____ Information supplied

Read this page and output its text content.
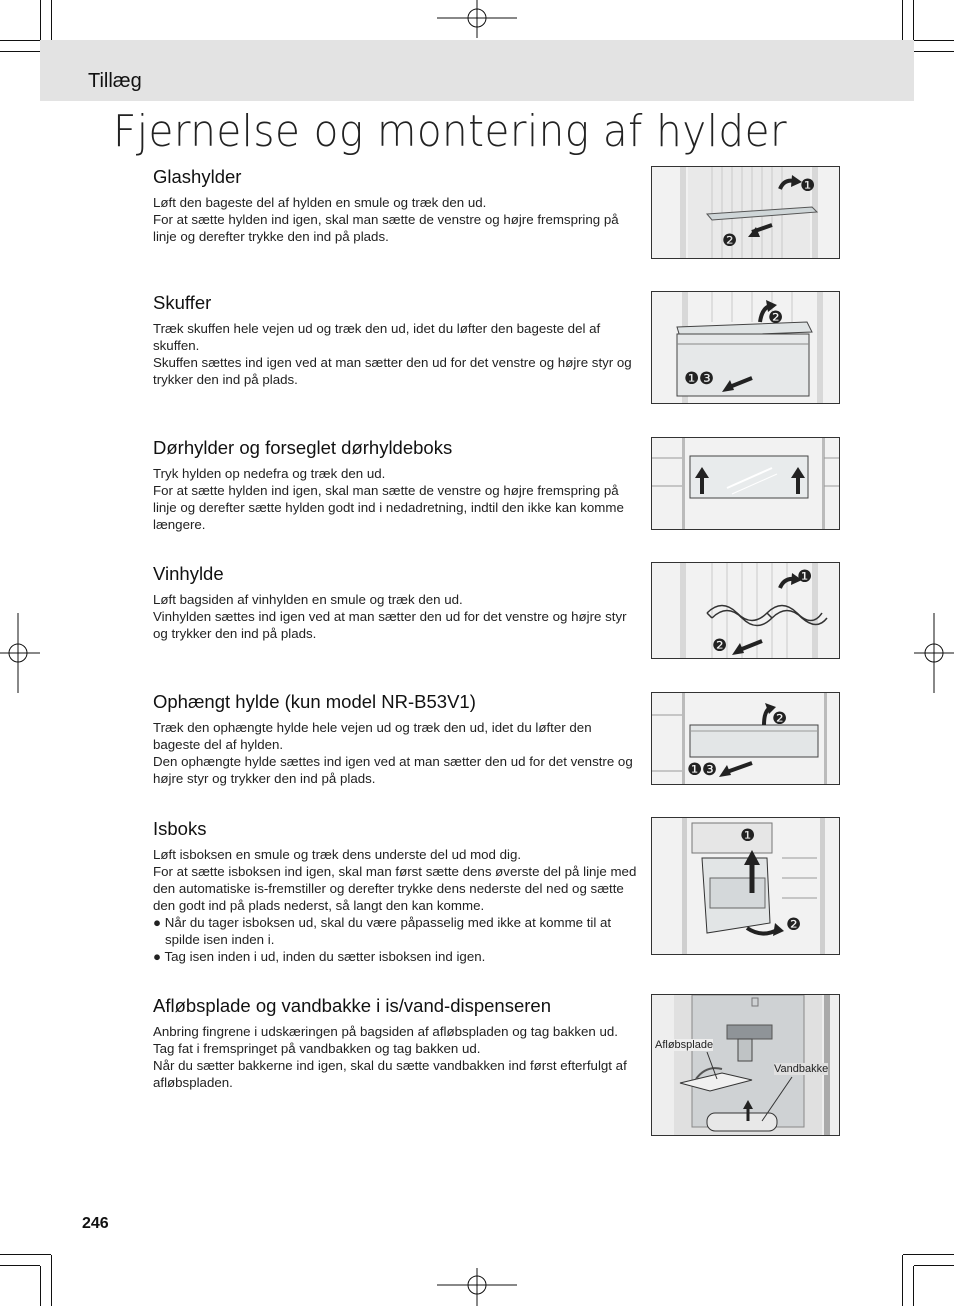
Tillæg
Fjernelse og montering af hylder
Glashylder

Løft den bageste del af hylden en smule og træk den ud.

For at sætte hylden ind igen, skal man sætte de venstre og højre fremspring på linje og derefter trykke den ind på plads.

❶
❷
Skuffer

Træk skuffen hele vejen ud og træk den ud, idet du løfter den bageste del af skuffen.

Skuffen sættes ind igen ved at man sætter den ud for det venstre og højre styr og trykker den ind på plads.

❷
❶ ❸
Dørhylder og forseglet dørhyldeboks

Tryk hylden op nedefra og træk den ud.

For at sætte hylden ind igen, skal man sætte de venstre og højre fremspring på linje og derefter sætte hylden godt ind i nedadretning, indtil den ikke kan komme længere.

Vinhylde

Løft bagsiden af vinhylden en smule og træk den ud.

Vinhylden sættes ind igen ved at man sætter den ud for det venstre og højre styr og trykker den ind på plads.

❶
❷
Ophængt hylde (kun model NR-B53V1)

Træk den ophængte hylde hele vejen ud og træk den ud, idet du løfter den bageste del af hylden.

Den ophængte hylde sættes ind igen ved at man sætter den ud for det venstre og højre styr og trykker den ind på plads.

❷
❶ ❸
Isboks

Løft isboksen en smule og træk dens underste del ud mod dig.

For at sætte isboksen ind igen, skal man først sætte dens øverste del på linje med den automatiske is-fremstiller og derefter trykke dens nederste del ned og sætte den godt ind på plads nederst, så langt den kan komme.

● Når du tager isboksen ud, skal du være påpasselig med ikke at komme til at spilde isen inden i.

● Tag isen inden i ud, inden du sætter isboksen ind igen.

❶
❷
Afløbsplade og vandbakke i is/vand-dispenseren

Anbring fingrene i udskæringen på bagsiden af afløbspladen og tag bakken ud.

Tag fat i fremspringet på vandbakken og tag bakken ud.

Når du sætter bakkerne ind igen, skal du sætte vandbakken ind først efterfulgt af afløbspladen.

Afløbsplade
Vandbakke
246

________

Copy out all the data exactly; skip the pictures.

◆ **Final answer**:
Read this page and output its text content.
Tillæg
Fjernelse og montering af hylder
Glashylder

Løft den bageste del af hylden en smule og træk den ud.

For at sætte hylden ind igen, skal man sætte de venstre og højre fremspring på linje og derefter trykke den ind på plads.

❶
❷
Skuffer

Træk skuffen hele vejen ud og træk den ud, idet du løfter den bageste del af skuffen.

Skuffen sættes ind igen ved at man sætter den ud for det venstre og højre styr og trykker den ind på plads.

❷
❶ ❸
Dørhylder og forseglet dørhyldeboks

Tryk hylden op nedefra og træk den ud.

For at sætte hylden ind igen, skal man sætte de venstre og højre fremspring på linje og derefter sætte hylden godt ind i nedadretning, indtil den ikke kan komme længere.

Vinhylde

Løft bagsiden af vinhylden en smule og træk den ud.

Vinhylden sættes ind igen ved at man sætter den ud for det venstre og højre styr og trykker den ind på plads.

❶
❷
Ophængt hylde (kun model NR-B53V1)

Træk den ophængte hylde hele vejen ud og træk den ud, idet du løfter den bageste del af hylden.

Den ophængte hylde sættes ind igen ved at man sætter den ud for det venstre og højre styr og trykker den ind på plads.

❷
❶ ❸
Isboks

Løft isboksen en smule og træk dens underste del ud mod dig.

For at sætte isboksen ind igen, skal man først sætte dens øverste del på linje med den automatiske is-fremstiller og derefter trykke dens nederste del ned og sætte den godt ind på plads nederst, så langt den kan komme.

● Når du tager isboksen ud, skal du være påpasselig med ikke at komme til at spilde isen inden i.

● Tag isen inden i ud, inden du sætter isboksen ind igen.

❶
❷
Afløbsplade og vandbakke i is/vand-dispenseren

Anbring fingrene i udskæringen på bagsiden af afløbspladen og tag bakken ud.

Tag fat i fremspringet på vandbakken og tag bakken ud.

Når du sætter bakkerne ind igen, skal du sætte vandbakken ind først efterfulgt af afløbspladen.

Afløbsplade
Vandbakke
246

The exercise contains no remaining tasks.